§ Requirement: Locate each line with the string "Digital" in the listing below and copy it.

┌──

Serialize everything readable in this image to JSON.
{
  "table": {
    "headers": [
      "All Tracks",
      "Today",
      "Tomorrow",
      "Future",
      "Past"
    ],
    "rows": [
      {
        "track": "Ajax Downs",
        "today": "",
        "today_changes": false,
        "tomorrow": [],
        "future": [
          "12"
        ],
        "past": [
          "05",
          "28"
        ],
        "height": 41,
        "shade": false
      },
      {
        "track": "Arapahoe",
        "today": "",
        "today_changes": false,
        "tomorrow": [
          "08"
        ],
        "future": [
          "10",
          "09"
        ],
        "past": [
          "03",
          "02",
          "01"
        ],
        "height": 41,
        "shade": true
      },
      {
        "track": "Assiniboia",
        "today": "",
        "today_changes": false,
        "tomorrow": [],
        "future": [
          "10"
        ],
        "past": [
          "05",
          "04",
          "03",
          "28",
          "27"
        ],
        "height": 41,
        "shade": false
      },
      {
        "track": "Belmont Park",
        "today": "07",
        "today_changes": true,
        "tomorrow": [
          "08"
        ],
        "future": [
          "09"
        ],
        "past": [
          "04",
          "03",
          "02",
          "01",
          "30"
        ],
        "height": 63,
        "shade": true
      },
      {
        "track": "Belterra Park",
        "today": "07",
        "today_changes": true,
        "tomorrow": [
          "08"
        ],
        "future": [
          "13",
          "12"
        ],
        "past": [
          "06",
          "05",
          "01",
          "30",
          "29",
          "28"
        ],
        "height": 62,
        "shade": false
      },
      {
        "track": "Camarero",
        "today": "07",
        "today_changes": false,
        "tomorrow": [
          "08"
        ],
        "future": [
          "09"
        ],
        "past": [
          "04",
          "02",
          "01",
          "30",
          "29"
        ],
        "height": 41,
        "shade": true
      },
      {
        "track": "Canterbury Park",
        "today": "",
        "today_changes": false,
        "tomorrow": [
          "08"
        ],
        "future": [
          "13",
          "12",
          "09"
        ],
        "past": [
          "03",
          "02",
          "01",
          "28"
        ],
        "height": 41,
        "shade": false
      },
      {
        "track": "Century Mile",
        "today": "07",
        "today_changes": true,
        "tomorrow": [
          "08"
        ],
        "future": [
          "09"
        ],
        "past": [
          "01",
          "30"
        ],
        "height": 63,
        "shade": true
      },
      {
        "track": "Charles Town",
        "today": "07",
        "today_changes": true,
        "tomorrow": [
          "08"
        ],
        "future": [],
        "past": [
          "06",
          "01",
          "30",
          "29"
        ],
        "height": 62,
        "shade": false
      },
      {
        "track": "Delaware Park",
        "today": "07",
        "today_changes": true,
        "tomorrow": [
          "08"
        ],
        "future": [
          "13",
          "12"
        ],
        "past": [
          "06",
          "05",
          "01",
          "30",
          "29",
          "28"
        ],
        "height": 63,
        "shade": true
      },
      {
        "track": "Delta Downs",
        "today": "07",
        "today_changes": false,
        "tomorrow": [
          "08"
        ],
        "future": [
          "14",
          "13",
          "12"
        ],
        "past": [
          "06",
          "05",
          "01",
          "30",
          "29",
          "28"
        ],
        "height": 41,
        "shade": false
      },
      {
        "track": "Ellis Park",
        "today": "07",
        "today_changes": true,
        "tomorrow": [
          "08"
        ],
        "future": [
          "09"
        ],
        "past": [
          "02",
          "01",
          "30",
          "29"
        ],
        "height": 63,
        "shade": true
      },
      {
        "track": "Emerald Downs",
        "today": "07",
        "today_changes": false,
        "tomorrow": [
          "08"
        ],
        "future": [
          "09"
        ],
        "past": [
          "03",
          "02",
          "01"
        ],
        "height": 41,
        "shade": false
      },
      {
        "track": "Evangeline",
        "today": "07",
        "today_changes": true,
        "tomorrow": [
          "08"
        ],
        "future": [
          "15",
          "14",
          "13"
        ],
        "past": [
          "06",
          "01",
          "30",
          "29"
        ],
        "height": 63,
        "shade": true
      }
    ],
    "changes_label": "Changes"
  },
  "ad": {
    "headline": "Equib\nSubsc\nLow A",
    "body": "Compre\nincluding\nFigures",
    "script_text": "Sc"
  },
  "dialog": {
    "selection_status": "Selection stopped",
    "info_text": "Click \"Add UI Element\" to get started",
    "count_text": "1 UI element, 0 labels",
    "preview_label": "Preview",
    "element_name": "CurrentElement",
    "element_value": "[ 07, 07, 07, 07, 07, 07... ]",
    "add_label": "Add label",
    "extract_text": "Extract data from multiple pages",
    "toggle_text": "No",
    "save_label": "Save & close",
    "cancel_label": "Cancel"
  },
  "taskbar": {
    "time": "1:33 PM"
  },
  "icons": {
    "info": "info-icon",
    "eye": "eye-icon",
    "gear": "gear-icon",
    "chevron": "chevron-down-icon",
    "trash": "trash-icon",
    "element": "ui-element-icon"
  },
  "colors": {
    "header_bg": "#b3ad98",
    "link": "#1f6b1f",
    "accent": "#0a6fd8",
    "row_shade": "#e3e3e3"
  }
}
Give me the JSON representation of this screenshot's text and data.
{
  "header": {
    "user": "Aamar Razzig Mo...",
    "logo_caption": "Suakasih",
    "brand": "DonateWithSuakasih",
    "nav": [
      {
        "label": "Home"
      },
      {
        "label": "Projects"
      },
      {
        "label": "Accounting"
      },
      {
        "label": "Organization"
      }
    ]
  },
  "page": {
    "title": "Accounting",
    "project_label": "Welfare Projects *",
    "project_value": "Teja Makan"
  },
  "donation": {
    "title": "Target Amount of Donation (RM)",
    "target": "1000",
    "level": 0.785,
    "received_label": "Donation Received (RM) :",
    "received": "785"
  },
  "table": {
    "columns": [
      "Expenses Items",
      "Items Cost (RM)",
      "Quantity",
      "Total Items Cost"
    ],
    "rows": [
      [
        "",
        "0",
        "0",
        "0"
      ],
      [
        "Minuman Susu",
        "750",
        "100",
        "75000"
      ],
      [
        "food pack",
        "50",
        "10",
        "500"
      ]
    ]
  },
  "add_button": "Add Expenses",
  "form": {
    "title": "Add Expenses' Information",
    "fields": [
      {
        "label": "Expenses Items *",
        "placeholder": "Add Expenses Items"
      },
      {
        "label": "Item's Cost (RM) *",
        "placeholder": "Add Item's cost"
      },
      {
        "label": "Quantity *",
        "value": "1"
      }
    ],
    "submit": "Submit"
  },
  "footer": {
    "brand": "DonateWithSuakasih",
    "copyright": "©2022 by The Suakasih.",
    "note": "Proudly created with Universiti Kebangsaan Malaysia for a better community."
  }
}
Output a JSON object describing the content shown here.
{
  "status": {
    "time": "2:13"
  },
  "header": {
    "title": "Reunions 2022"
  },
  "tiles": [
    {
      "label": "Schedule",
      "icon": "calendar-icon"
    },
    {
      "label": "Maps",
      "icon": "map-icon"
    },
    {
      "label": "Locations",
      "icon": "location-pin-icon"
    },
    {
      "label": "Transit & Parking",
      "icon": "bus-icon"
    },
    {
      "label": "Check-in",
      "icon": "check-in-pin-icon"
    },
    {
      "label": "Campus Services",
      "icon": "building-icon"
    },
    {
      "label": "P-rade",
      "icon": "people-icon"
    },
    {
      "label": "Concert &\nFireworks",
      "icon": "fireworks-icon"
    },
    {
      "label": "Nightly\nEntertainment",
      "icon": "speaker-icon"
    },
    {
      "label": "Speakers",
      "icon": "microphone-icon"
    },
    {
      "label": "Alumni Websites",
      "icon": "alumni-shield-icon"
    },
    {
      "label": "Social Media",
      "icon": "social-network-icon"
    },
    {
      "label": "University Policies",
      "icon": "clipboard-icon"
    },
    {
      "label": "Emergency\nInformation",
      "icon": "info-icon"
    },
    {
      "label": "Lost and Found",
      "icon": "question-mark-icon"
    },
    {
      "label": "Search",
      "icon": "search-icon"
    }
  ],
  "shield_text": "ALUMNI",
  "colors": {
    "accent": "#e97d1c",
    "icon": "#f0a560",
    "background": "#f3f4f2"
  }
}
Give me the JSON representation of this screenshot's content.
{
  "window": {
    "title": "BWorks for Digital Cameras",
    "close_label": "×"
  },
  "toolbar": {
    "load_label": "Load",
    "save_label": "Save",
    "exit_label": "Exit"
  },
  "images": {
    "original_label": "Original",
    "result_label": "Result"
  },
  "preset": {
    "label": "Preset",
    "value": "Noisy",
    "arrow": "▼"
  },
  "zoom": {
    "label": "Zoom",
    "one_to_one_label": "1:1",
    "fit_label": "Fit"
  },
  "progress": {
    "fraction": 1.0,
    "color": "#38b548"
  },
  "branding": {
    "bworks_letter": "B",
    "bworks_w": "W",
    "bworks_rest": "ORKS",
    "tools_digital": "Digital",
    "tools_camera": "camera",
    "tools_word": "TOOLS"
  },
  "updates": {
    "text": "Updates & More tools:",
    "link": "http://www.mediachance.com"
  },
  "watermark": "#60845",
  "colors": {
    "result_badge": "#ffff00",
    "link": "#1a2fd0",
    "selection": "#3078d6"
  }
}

└──

§ Answer for this exercise:
    "title": "BWorks for Digital Cameras",
    "tools_digital": "Digital",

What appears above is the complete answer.